▶ **Task**
Print the entries below that start at the line containing "y-tick-label-0.010: 0.010 xyxy=(110,85,193,122)" and end at the line containing "x-tick-label-0.000: 0.000 xyxy=(170,1380,253,1417)", both included, reproducing each line verbatim.

══ Information given

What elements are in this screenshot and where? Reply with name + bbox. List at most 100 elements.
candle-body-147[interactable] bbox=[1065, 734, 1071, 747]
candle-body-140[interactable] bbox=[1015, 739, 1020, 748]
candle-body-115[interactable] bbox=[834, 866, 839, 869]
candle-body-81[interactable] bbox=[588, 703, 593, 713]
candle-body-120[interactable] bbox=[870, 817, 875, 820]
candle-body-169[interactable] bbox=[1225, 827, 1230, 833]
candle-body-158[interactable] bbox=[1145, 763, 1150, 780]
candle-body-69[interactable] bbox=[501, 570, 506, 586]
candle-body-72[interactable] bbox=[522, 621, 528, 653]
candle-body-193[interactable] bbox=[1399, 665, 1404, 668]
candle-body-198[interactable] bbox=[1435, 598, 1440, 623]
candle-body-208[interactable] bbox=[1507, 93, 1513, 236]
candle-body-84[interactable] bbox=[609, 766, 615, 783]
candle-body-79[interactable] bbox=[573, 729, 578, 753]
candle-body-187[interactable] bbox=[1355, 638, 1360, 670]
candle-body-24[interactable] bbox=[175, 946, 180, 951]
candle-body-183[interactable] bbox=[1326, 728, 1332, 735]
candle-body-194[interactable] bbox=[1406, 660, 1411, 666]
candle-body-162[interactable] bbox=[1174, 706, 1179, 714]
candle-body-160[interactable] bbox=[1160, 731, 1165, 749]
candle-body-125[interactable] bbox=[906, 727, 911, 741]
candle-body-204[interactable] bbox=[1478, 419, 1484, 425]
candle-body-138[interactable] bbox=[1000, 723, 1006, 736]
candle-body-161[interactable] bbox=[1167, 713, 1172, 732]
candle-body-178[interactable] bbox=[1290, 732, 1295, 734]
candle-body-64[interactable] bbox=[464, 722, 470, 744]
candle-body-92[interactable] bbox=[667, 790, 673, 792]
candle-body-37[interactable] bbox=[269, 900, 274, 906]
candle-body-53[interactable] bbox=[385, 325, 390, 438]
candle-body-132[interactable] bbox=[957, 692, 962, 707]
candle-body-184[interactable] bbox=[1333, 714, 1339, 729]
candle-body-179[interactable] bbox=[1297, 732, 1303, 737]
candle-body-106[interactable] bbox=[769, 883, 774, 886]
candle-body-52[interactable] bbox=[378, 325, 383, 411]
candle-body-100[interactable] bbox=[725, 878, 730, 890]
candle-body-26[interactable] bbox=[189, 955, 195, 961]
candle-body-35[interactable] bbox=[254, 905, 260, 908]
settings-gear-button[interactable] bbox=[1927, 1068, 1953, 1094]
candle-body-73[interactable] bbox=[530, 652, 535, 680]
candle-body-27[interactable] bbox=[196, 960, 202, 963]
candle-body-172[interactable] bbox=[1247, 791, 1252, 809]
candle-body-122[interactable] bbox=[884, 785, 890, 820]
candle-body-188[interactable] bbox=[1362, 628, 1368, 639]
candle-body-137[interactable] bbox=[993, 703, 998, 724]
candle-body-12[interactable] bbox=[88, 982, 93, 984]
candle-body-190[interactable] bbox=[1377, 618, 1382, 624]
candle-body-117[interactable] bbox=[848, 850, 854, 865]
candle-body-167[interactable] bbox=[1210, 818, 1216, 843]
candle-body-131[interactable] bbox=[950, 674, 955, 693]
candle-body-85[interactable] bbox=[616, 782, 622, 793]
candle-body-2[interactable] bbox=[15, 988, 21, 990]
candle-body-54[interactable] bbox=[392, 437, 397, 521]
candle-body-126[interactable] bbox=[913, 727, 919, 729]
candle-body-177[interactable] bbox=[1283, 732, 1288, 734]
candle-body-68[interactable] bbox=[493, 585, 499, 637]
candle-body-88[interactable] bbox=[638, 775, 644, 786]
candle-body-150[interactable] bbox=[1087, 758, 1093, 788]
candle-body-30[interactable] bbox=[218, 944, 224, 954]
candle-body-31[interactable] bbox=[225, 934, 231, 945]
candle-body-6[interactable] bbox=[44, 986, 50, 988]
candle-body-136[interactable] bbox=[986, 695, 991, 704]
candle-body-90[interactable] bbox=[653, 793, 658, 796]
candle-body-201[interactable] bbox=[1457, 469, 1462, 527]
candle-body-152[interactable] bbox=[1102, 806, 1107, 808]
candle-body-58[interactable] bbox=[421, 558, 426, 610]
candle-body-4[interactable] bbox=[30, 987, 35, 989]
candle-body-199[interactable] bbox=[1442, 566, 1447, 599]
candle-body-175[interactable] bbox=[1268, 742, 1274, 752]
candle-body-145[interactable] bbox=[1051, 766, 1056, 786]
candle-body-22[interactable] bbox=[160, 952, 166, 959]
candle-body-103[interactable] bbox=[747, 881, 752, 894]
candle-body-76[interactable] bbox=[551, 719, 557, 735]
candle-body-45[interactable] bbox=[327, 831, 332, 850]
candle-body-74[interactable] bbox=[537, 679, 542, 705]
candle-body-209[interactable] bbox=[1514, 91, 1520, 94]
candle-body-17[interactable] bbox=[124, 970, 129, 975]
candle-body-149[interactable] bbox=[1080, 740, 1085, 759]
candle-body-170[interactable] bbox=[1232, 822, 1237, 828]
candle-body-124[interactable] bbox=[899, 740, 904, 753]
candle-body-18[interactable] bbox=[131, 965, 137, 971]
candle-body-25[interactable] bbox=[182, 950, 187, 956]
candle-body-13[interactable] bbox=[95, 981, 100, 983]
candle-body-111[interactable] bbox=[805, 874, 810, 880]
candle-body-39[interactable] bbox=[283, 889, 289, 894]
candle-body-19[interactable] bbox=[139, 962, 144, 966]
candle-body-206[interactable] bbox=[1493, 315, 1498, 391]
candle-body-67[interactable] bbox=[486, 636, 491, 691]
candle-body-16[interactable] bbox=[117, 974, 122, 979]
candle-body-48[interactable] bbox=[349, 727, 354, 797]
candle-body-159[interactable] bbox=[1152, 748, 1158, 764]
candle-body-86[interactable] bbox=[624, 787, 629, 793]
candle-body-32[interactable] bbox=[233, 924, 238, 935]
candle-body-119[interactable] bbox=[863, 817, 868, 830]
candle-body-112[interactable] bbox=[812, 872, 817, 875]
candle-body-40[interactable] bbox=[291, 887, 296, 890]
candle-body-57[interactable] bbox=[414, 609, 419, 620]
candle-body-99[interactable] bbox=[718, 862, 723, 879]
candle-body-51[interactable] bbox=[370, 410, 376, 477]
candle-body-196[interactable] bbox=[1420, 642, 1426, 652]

════
══ Information given

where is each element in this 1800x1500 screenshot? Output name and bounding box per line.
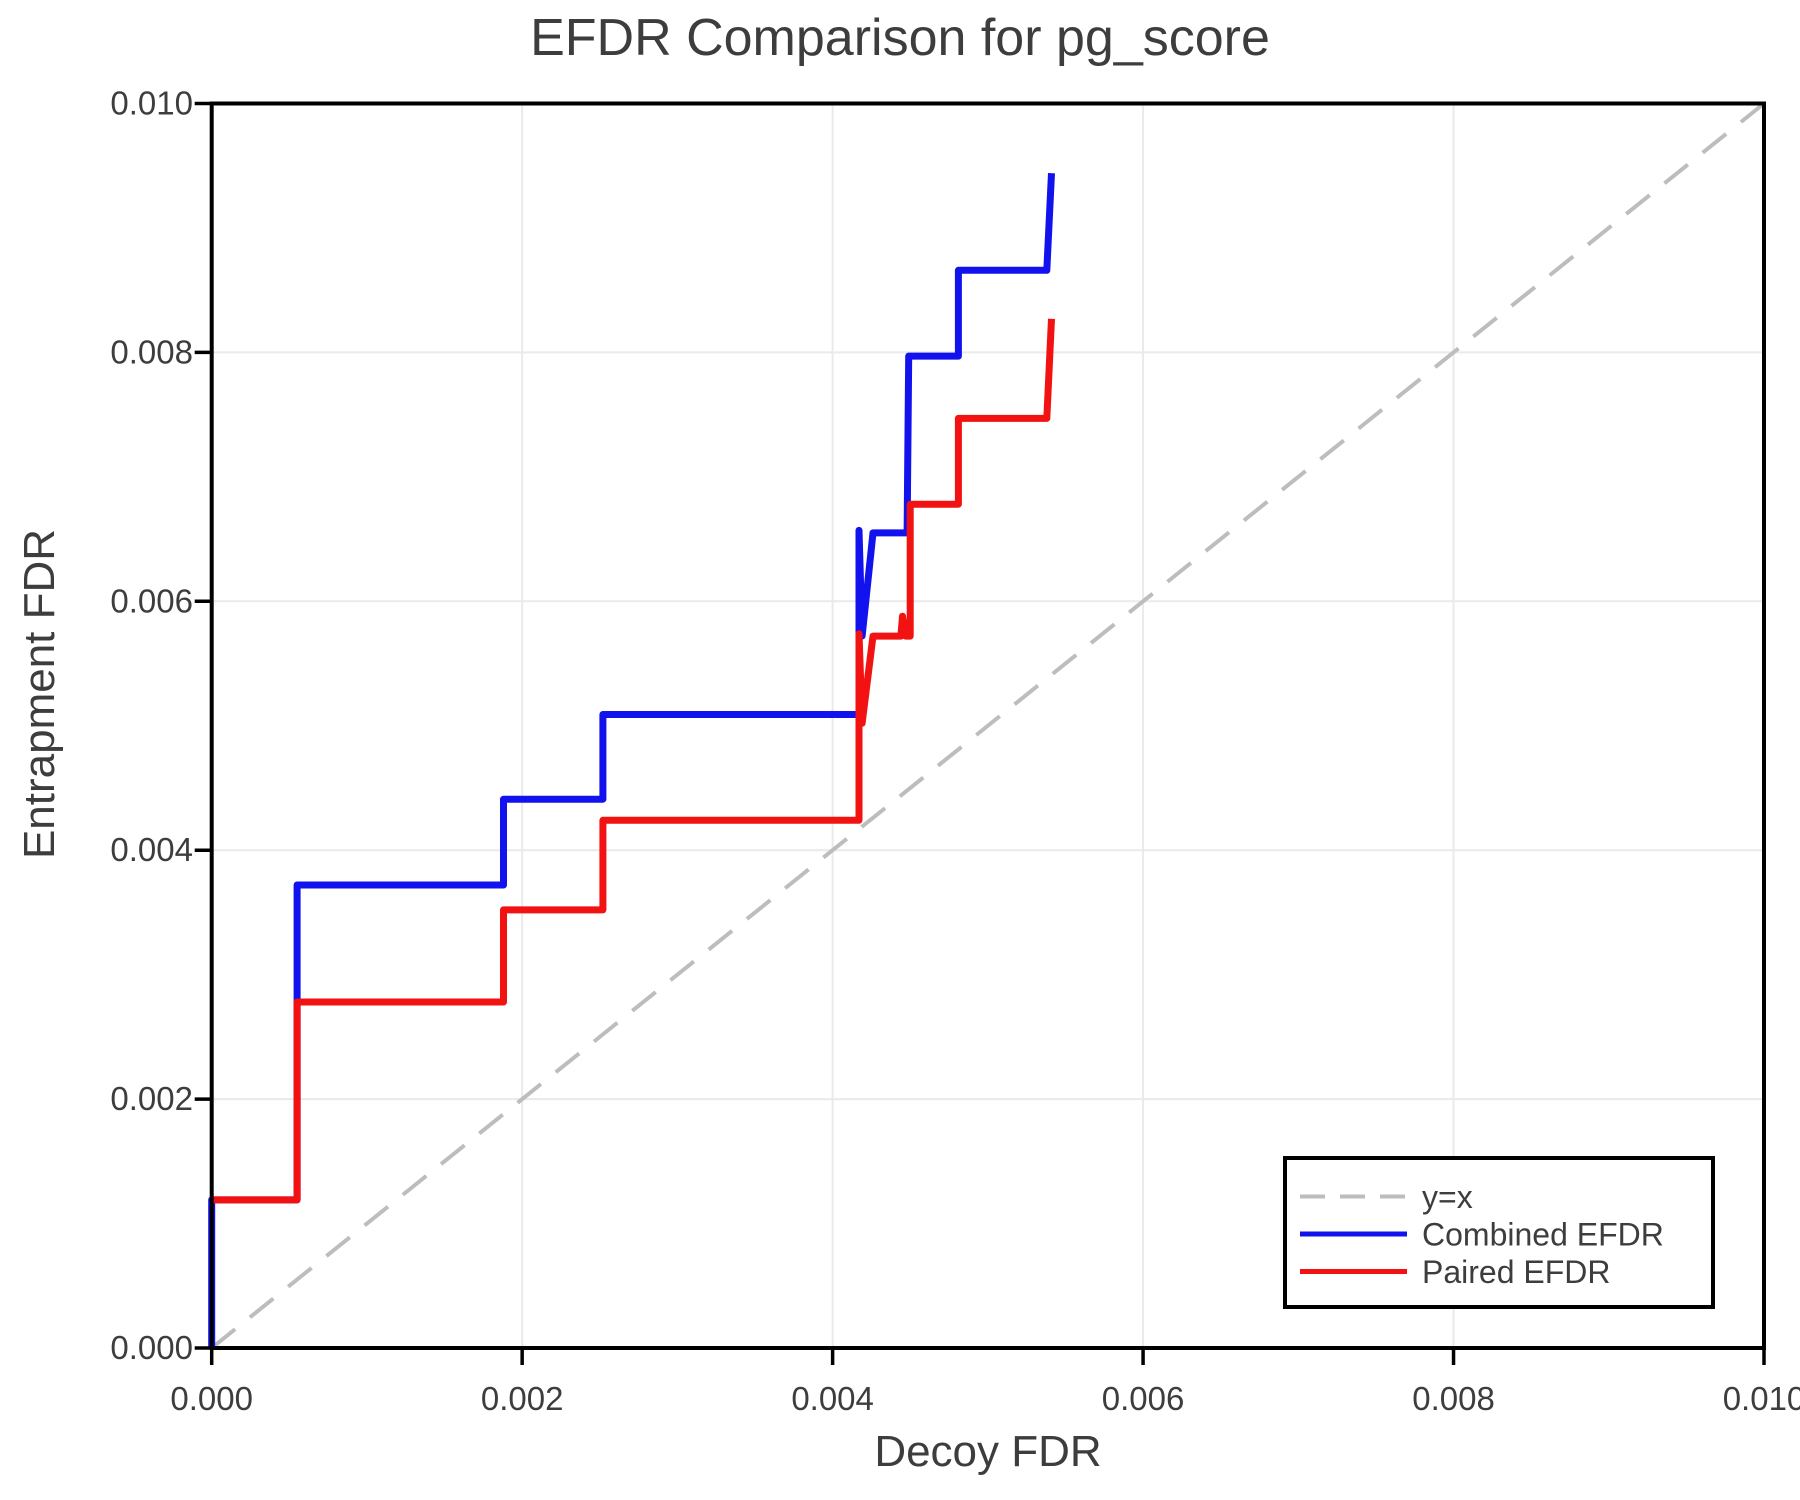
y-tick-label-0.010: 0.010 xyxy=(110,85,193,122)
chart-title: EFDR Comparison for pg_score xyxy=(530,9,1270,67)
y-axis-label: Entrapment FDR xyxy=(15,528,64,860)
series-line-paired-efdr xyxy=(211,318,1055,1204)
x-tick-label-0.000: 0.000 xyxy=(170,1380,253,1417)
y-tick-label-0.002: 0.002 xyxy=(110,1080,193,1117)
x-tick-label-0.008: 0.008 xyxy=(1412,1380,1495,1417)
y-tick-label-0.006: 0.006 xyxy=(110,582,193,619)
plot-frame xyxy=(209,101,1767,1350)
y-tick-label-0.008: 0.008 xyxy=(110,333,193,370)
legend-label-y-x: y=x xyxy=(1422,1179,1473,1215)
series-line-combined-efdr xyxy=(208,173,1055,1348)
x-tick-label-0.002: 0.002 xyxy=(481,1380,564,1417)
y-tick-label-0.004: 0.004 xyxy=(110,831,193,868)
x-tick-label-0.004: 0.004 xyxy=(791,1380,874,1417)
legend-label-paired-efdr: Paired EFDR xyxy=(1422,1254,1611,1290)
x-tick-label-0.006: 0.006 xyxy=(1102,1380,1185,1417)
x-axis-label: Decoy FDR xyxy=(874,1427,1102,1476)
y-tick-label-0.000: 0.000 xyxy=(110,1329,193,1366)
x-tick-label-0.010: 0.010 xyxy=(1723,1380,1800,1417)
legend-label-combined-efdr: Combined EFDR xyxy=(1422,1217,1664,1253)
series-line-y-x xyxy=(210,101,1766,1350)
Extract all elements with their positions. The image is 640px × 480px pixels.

════

▶ **Solution to this exercise**
y-tick-label-0.010: 0.010 xyxy=(110,85,193,122)
chart-title: EFDR Comparison for pg_score xyxy=(530,9,1270,67)
y-axis-label: Entrapment FDR xyxy=(15,528,64,860)
series-line-paired-efdr xyxy=(211,318,1055,1204)
x-tick-label-0.000: 0.000 xyxy=(170,1380,253,1417)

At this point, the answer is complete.